> **Problem to solve**
Please give the entries again in full and exactly, without any picture.

> **Supplied entries**
------------------------------------------------------------------------

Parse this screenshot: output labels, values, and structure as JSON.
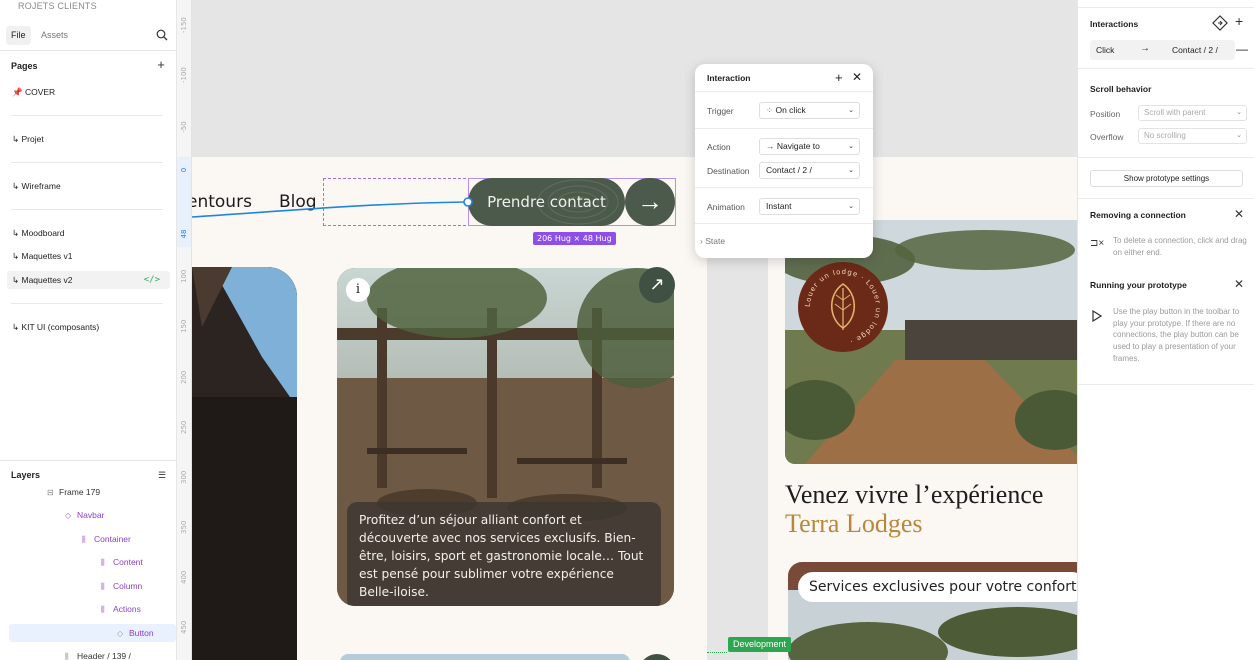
{
  "left_panel": {
    "project_title": "ROJETS CLIENTS",
    "tabs": {
      "file": "File",
      "assets": "Assets"
    },
    "pages_header": "Pages",
    "pages": [
      {
        "label": "📌 COVER"
      },
      {
        "label": "↳ Projet"
      },
      {
        "label": "↳ Wireframe"
      },
      {
        "label": "↳ Moodboard"
      },
      {
        "label": "↳ Maquettes v1"
      },
      {
        "label": "↳ Maquettes v2"
      },
      {
        "label": "↳ KIT UI (composants)"
      }
    ],
    "dev_icon": "</>",
    "layers_header": "Layers",
    "layers": [
      {
        "label": "Frame 179"
      },
      {
        "label": "Navbar"
      },
      {
        "label": "Container"
      },
      {
        "label": "Content"
      },
      {
        "label": "Column"
      },
      {
        "label": "Actions"
      },
      {
        "label": "Button"
      },
      {
        "label": "Header / 139 /"
      }
    ]
  },
  "ruler": {
    "ticks": [
      "-150",
      "-100",
      "-50",
      "0",
      "48",
      "100",
      "150",
      "200",
      "250",
      "300",
      "350",
      "400",
      "450"
    ]
  },
  "canvas": {
    "nav_links": {
      "tours": "entours",
      "blog": "Blog"
    },
    "cta_label": "Prendre contact",
    "cta_arrow": "→",
    "size_badge": "206 Hug × 48 Hug",
    "card_info": "i",
    "card_arrow": "↗",
    "card_text": "Profitez d’un séjour alliant confort et découverte avec nos services exclusifs. Bien-être, loisirs, sport et gastronomie locale… Tout est pensé pour sublimer votre expérience Belle-iloise.",
    "headline_line1": "Venez vivre l’expérience",
    "headline_line2": "Terra Lodges",
    "services_pill": "Services exclusives pour votre confort",
    "dev_badge": "Development",
    "logo_ring_text": "Louer un lodge · Louer un lodge ·"
  },
  "interaction_popup": {
    "title": "Interaction",
    "trigger_label": "Trigger",
    "trigger_value": "On click",
    "action_label": "Action",
    "action_value": "Navigate to",
    "destination_label": "Destination",
    "destination_value": "Contact / 2 /",
    "animation_label": "Animation",
    "animation_value": "Instant",
    "state_label": "State"
  },
  "right_panel": {
    "interactions_header": "Interactions",
    "click_label": "Click",
    "click_target": "Contact / 2 /",
    "scroll_header": "Scroll behavior",
    "position_label": "Position",
    "position_value": "Scroll with parent",
    "overflow_label": "Overflow",
    "overflow_value": "No scrolling",
    "show_settings": "Show prototype settings",
    "removing_header": "Removing a connection",
    "removing_text": "To delete a connection, click and drag on either end.",
    "running_header": "Running your prototype",
    "running_text": "Use the play button in the toolbar to play your prototype. If there are no connections, the play button can be used to play a presentation of your frames."
  },
  "colors": {
    "cta_green": "#4c5a4c",
    "accent_gold": "#b8873a",
    "selection_purple": "#8e4ee8",
    "connection_blue": "#1f86e0",
    "dev_green": "#2da74f",
    "logo_brown": "#6b2a18"
  }
}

------------------------------------------------------------------------

> **Task solution**
Parse this screenshot: output labels, values, and structure as JSON.
{
  "left_panel": {
    "project_title": "ROJETS CLIENTS",
    "tabs": {
      "file": "File",
      "assets": "Assets"
    },
    "pages_header": "Pages",
    "pages": [
      {
        "label": "📌 COVER"
      },
      {
        "label": "↳ Projet"
      },
      {
        "label": "↳ Wireframe"
      },
      {
        "label": "↳ Moodboard"
      },
      {
        "label": "↳ Maquettes v1"
      },
      {
        "label": "↳ Maquettes v2"
      },
      {
        "label": "↳ KIT UI (composants)"
      }
    ],
    "dev_icon": "</>",
    "layers_header": "Layers",
    "layers": [
      {
        "label": "Frame 179"
      },
      {
        "label": "Navbar"
      },
      {
        "label": "Container"
      },
      {
        "label": "Content"
      },
      {
        "label": "Column"
      },
      {
        "label": "Actions"
      },
      {
        "label": "Button"
      },
      {
        "label": "Header / 139 /"
      }
    ]
  },
  "ruler": {
    "ticks": [
      "-150",
      "-100",
      "-50",
      "0",
      "48",
      "100",
      "150",
      "200",
      "250",
      "300",
      "350",
      "400",
      "450"
    ]
  },
  "canvas": {
    "nav_links": {
      "tours": "entours",
      "blog": "Blog"
    },
    "cta_label": "Prendre contact",
    "cta_arrow": "→",
    "size_badge": "206 Hug × 48 Hug",
    "card_info": "i",
    "card_arrow": "↗",
    "card_text": "Profitez d’un séjour alliant confort et découverte avec nos services exclusifs. Bien-être, loisirs, sport et gastronomie locale… Tout est pensé pour sublimer votre expérience Belle-iloise.",
    "headline_line1": "Venez vivre l’expérience",
    "headline_line2": "Terra Lodges",
    "services_pill": "Services exclusives pour votre confort",
    "dev_badge": "Development",
    "logo_ring_text": "Louer un lodge · Louer un lodge ·"
  },
  "interaction_popup": {
    "title": "Interaction",
    "trigger_label": "Trigger",
    "trigger_value": "On click",
    "action_label": "Action",
    "action_value": "Navigate to",
    "destination_label": "Destination",
    "destination_value": "Contact / 2 /",
    "animation_label": "Animation",
    "animation_value": "Instant",
    "state_label": "State"
  },
  "right_panel": {
    "interactions_header": "Interactions",
    "click_label": "Click",
    "click_target": "Contact / 2 /",
    "scroll_header": "Scroll behavior",
    "position_label": "Position",
    "position_value": "Scroll with parent",
    "overflow_label": "Overflow",
    "overflow_value": "No scrolling",
    "show_settings": "Show prototype settings",
    "removing_header": "Removing a connection",
    "removing_text": "To delete a connection, click and drag on either end.",
    "running_header": "Running your prototype",
    "running_text": "Use the play button in the toolbar to play your prototype. If there are no connections, the play button can be used to play a presentation of your frames."
  },
  "colors": {
    "cta_green": "#4c5a4c",
    "accent_gold": "#b8873a",
    "selection_purple": "#8e4ee8",
    "connection_blue": "#1f86e0",
    "dev_green": "#2da74f",
    "logo_brown": "#6b2a18"
  }
}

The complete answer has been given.